- Source records:
— start —
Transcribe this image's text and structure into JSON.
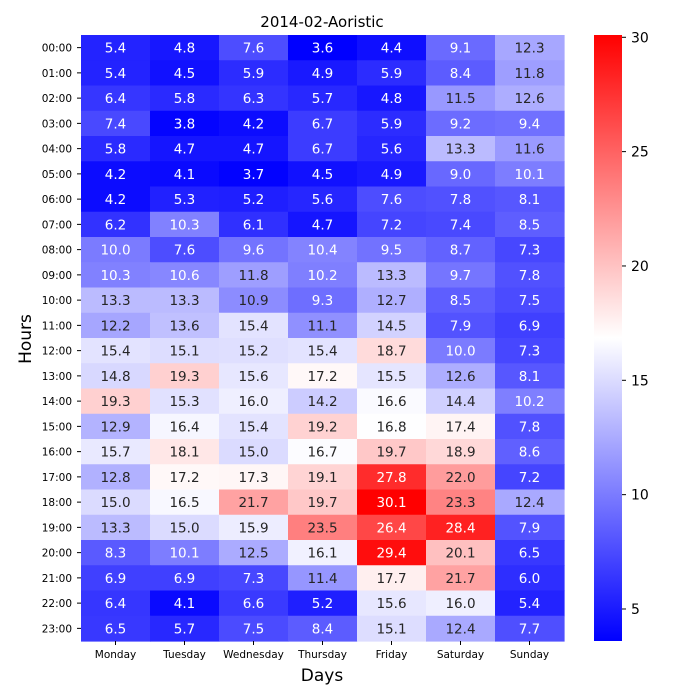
{
  "chart_data": {
    "type": "heatmap",
    "title": "2014-02-Aoristic",
    "xlabel": "Days",
    "ylabel": "Hours",
    "x_categories": [
      "Monday",
      "Tuesday",
      "Wednesday",
      "Thursday",
      "Friday",
      "Saturday",
      "Sunday"
    ],
    "y_categories": [
      "00:00",
      "01:00",
      "02:00",
      "03:00",
      "04:00",
      "05:00",
      "06:00",
      "07:00",
      "08:00",
      "09:00",
      "10:00",
      "11:00",
      "12:00",
      "13:00",
      "14:00",
      "15:00",
      "16:00",
      "17:00",
      "18:00",
      "19:00",
      "20:00",
      "21:00",
      "22:00",
      "23:00"
    ],
    "values": [
      [
        5.4,
        4.8,
        7.6,
        3.6,
        4.4,
        9.1,
        12.3
      ],
      [
        5.4,
        4.5,
        5.9,
        4.9,
        5.9,
        8.4,
        11.8
      ],
      [
        6.4,
        5.8,
        6.3,
        5.7,
        4.8,
        11.5,
        12.6
      ],
      [
        7.4,
        3.8,
        4.2,
        6.7,
        5.9,
        9.2,
        9.4
      ],
      [
        5.8,
        4.7,
        4.7,
        6.7,
        5.6,
        13.3,
        11.6
      ],
      [
        4.2,
        4.1,
        3.7,
        4.5,
        4.9,
        9.0,
        10.1
      ],
      [
        4.2,
        5.3,
        5.2,
        5.6,
        7.6,
        7.8,
        8.1
      ],
      [
        6.2,
        10.3,
        6.1,
        4.7,
        7.2,
        7.4,
        8.5
      ],
      [
        10.0,
        7.6,
        9.6,
        10.4,
        9.5,
        8.7,
        7.3
      ],
      [
        10.3,
        10.6,
        11.8,
        10.2,
        13.3,
        9.7,
        7.8
      ],
      [
        13.3,
        13.3,
        10.9,
        9.3,
        12.7,
        8.5,
        7.5
      ],
      [
        12.2,
        13.6,
        15.4,
        11.1,
        14.5,
        7.9,
        6.9
      ],
      [
        15.4,
        15.1,
        15.2,
        15.4,
        18.7,
        10.0,
        7.3
      ],
      [
        14.8,
        19.3,
        15.6,
        17.2,
        15.5,
        12.6,
        8.1
      ],
      [
        19.3,
        15.3,
        16.0,
        14.2,
        16.6,
        14.4,
        10.2
      ],
      [
        12.9,
        16.4,
        15.4,
        19.2,
        16.8,
        17.4,
        7.8
      ],
      [
        15.7,
        18.1,
        15.0,
        16.7,
        19.7,
        18.9,
        8.6
      ],
      [
        12.8,
        17.2,
        17.3,
        19.1,
        27.8,
        22.0,
        7.2
      ],
      [
        15.0,
        16.5,
        21.7,
        19.7,
        30.1,
        23.3,
        12.4
      ],
      [
        13.3,
        15.0,
        15.9,
        23.5,
        26.4,
        28.4,
        7.9
      ],
      [
        8.3,
        10.1,
        12.5,
        16.1,
        29.4,
        20.1,
        6.5
      ],
      [
        6.9,
        6.9,
        7.3,
        11.4,
        17.7,
        21.7,
        6.0
      ],
      [
        6.4,
        4.1,
        6.6,
        5.2,
        15.6,
        16.0,
        5.4
      ],
      [
        6.5,
        5.7,
        7.5,
        8.4,
        15.1,
        12.4,
        7.7
      ]
    ],
    "colormap": "bwr",
    "colorbar": {
      "min": 3.6,
      "max": 30.1,
      "ticks": [
        5,
        10,
        15,
        20,
        25,
        30
      ]
    },
    "colors": {
      "low": "#0000ff",
      "mid": "#ffffff",
      "high": "#ff0000"
    }
  }
}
— end —
- Stated problem: Can you retype every record above exactly, leaving out the pictures?

- Completed task:
Transcribe this image's text and structure into JSON.
{
  "chart_data": {
    "type": "heatmap",
    "title": "2014-02-Aoristic",
    "xlabel": "Days",
    "ylabel": "Hours",
    "x_categories": [
      "Monday",
      "Tuesday",
      "Wednesday",
      "Thursday",
      "Friday",
      "Saturday",
      "Sunday"
    ],
    "y_categories": [
      "00:00",
      "01:00",
      "02:00",
      "03:00",
      "04:00",
      "05:00",
      "06:00",
      "07:00",
      "08:00",
      "09:00",
      "10:00",
      "11:00",
      "12:00",
      "13:00",
      "14:00",
      "15:00",
      "16:00",
      "17:00",
      "18:00",
      "19:00",
      "20:00",
      "21:00",
      "22:00",
      "23:00"
    ],
    "values": [
      [
        5.4,
        4.8,
        7.6,
        3.6,
        4.4,
        9.1,
        12.3
      ],
      [
        5.4,
        4.5,
        5.9,
        4.9,
        5.9,
        8.4,
        11.8
      ],
      [
        6.4,
        5.8,
        6.3,
        5.7,
        4.8,
        11.5,
        12.6
      ],
      [
        7.4,
        3.8,
        4.2,
        6.7,
        5.9,
        9.2,
        9.4
      ],
      [
        5.8,
        4.7,
        4.7,
        6.7,
        5.6,
        13.3,
        11.6
      ],
      [
        4.2,
        4.1,
        3.7,
        4.5,
        4.9,
        9.0,
        10.1
      ],
      [
        4.2,
        5.3,
        5.2,
        5.6,
        7.6,
        7.8,
        8.1
      ],
      [
        6.2,
        10.3,
        6.1,
        4.7,
        7.2,
        7.4,
        8.5
      ],
      [
        10.0,
        7.6,
        9.6,
        10.4,
        9.5,
        8.7,
        7.3
      ],
      [
        10.3,
        10.6,
        11.8,
        10.2,
        13.3,
        9.7,
        7.8
      ],
      [
        13.3,
        13.3,
        10.9,
        9.3,
        12.7,
        8.5,
        7.5
      ],
      [
        12.2,
        13.6,
        15.4,
        11.1,
        14.5,
        7.9,
        6.9
      ],
      [
        15.4,
        15.1,
        15.2,
        15.4,
        18.7,
        10.0,
        7.3
      ],
      [
        14.8,
        19.3,
        15.6,
        17.2,
        15.5,
        12.6,
        8.1
      ],
      [
        19.3,
        15.3,
        16.0,
        14.2,
        16.6,
        14.4,
        10.2
      ],
      [
        12.9,
        16.4,
        15.4,
        19.2,
        16.8,
        17.4,
        7.8
      ],
      [
        15.7,
        18.1,
        15.0,
        16.7,
        19.7,
        18.9,
        8.6
      ],
      [
        12.8,
        17.2,
        17.3,
        19.1,
        27.8,
        22.0,
        7.2
      ],
      [
        15.0,
        16.5,
        21.7,
        19.7,
        30.1,
        23.3,
        12.4
      ],
      [
        13.3,
        15.0,
        15.9,
        23.5,
        26.4,
        28.4,
        7.9
      ],
      [
        8.3,
        10.1,
        12.5,
        16.1,
        29.4,
        20.1,
        6.5
      ],
      [
        6.9,
        6.9,
        7.3,
        11.4,
        17.7,
        21.7,
        6.0
      ],
      [
        6.4,
        4.1,
        6.6,
        5.2,
        15.6,
        16.0,
        5.4
      ],
      [
        6.5,
        5.7,
        7.5,
        8.4,
        15.1,
        12.4,
        7.7
      ]
    ],
    "colormap": "bwr",
    "colorbar": {
      "min": 3.6,
      "max": 30.1,
      "ticks": [
        5,
        10,
        15,
        20,
        25,
        30
      ]
    },
    "colors": {
      "low": "#0000ff",
      "mid": "#ffffff",
      "high": "#ff0000"
    }
  }
}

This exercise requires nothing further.